**Data for the task**
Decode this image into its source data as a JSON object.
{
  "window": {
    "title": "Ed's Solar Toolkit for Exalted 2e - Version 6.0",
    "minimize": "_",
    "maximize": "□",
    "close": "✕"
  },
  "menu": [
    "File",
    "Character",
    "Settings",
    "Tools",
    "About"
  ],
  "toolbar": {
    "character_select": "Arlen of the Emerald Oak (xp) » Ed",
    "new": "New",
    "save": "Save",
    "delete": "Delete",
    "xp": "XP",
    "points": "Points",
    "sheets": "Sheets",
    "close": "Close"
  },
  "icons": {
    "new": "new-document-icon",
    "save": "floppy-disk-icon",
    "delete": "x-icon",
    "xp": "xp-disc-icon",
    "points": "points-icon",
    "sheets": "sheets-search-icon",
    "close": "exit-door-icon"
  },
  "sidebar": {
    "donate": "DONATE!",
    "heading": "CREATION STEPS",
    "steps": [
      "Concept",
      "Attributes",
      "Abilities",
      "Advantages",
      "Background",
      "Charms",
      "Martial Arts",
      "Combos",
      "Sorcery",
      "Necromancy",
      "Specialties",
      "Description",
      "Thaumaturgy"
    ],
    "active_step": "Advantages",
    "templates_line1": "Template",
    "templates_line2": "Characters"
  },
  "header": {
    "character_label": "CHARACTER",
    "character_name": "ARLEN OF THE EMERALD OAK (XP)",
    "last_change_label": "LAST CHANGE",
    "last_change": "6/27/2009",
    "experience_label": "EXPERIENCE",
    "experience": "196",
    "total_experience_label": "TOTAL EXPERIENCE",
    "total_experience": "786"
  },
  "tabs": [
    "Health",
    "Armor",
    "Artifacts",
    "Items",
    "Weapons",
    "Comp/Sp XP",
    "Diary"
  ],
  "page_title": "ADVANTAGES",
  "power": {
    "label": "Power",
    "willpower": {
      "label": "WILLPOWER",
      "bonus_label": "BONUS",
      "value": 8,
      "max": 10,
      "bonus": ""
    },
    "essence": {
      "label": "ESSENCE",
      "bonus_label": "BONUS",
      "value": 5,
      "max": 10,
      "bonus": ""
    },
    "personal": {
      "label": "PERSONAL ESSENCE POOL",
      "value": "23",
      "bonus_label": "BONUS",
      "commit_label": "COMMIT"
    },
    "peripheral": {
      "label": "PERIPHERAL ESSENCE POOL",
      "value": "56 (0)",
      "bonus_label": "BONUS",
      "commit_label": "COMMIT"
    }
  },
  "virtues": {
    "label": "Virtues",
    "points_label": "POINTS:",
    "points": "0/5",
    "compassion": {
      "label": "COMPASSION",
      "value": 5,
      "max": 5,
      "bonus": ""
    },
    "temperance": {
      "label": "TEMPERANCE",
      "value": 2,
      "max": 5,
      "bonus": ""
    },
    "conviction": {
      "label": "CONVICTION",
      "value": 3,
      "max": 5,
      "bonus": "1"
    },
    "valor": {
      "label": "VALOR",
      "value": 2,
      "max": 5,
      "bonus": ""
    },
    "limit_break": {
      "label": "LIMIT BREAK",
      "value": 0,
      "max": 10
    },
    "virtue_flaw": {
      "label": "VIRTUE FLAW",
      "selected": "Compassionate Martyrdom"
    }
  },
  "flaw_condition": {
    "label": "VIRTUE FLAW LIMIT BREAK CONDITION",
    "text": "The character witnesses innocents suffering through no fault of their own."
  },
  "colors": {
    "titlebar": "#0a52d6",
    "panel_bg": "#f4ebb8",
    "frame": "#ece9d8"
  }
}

**Task instructions**
Copy out each line exactly as written.

**Finished exercise**
Decode this image into its source data as a JSON object.
{
  "window": {
    "title": "Ed's Solar Toolkit for Exalted 2e - Version 6.0",
    "minimize": "_",
    "maximize": "□",
    "close": "✕"
  },
  "menu": [
    "File",
    "Character",
    "Settings",
    "Tools",
    "About"
  ],
  "toolbar": {
    "character_select": "Arlen of the Emerald Oak (xp) » Ed",
    "new": "New",
    "save": "Save",
    "delete": "Delete",
    "xp": "XP",
    "points": "Points",
    "sheets": "Sheets",
    "close": "Close"
  },
  "icons": {
    "new": "new-document-icon",
    "save": "floppy-disk-icon",
    "delete": "x-icon",
    "xp": "xp-disc-icon",
    "points": "points-icon",
    "sheets": "sheets-search-icon",
    "close": "exit-door-icon"
  },
  "sidebar": {
    "donate": "DONATE!",
    "heading": "CREATION STEPS",
    "steps": [
      "Concept",
      "Attributes",
      "Abilities",
      "Advantages",
      "Background",
      "Charms",
      "Martial Arts",
      "Combos",
      "Sorcery",
      "Necromancy",
      "Specialties",
      "Description",
      "Thaumaturgy"
    ],
    "active_step": "Advantages",
    "templates_line1": "Template",
    "templates_line2": "Characters"
  },
  "header": {
    "character_label": "CHARACTER",
    "character_name": "ARLEN OF THE EMERALD OAK (XP)",
    "last_change_label": "LAST CHANGE",
    "last_change": "6/27/2009",
    "experience_label": "EXPERIENCE",
    "experience": "196",
    "total_experience_label": "TOTAL EXPERIENCE",
    "total_experience": "786"
  },
  "tabs": [
    "Health",
    "Armor",
    "Artifacts",
    "Items",
    "Weapons",
    "Comp/Sp XP",
    "Diary"
  ],
  "page_title": "ADVANTAGES",
  "power": {
    "label": "Power",
    "willpower": {
      "label": "WILLPOWER",
      "bonus_label": "BONUS",
      "value": 8,
      "max": 10,
      "bonus": ""
    },
    "essence": {
      "label": "ESSENCE",
      "bonus_label": "BONUS",
      "value": 5,
      "max": 10,
      "bonus": ""
    },
    "personal": {
      "label": "PERSONAL ESSENCE POOL",
      "value": "23",
      "bonus_label": "BONUS",
      "commit_label": "COMMIT"
    },
    "peripheral": {
      "label": "PERIPHERAL ESSENCE POOL",
      "value": "56 (0)",
      "bonus_label": "BONUS",
      "commit_label": "COMMIT"
    }
  },
  "virtues": {
    "label": "Virtues",
    "points_label": "POINTS:",
    "points": "0/5",
    "compassion": {
      "label": "COMPASSION",
      "value": 5,
      "max": 5,
      "bonus": ""
    },
    "temperance": {
      "label": "TEMPERANCE",
      "value": 2,
      "max": 5,
      "bonus": ""
    },
    "conviction": {
      "label": "CONVICTION",
      "value": 3,
      "max": 5,
      "bonus": "1"
    },
    "valor": {
      "label": "VALOR",
      "value": 2,
      "max": 5,
      "bonus": ""
    },
    "limit_break": {
      "label": "LIMIT BREAK",
      "value": 0,
      "max": 10
    },
    "virtue_flaw": {
      "label": "VIRTUE FLAW",
      "selected": "Compassionate Martyrdom"
    }
  },
  "flaw_condition": {
    "label": "VIRTUE FLAW LIMIT BREAK CONDITION",
    "text": "The character witnesses innocents suffering through no fault of their own."
  },
  "colors": {
    "titlebar": "#0a52d6",
    "panel_bg": "#f4ebb8",
    "frame": "#ece9d8"
  }
}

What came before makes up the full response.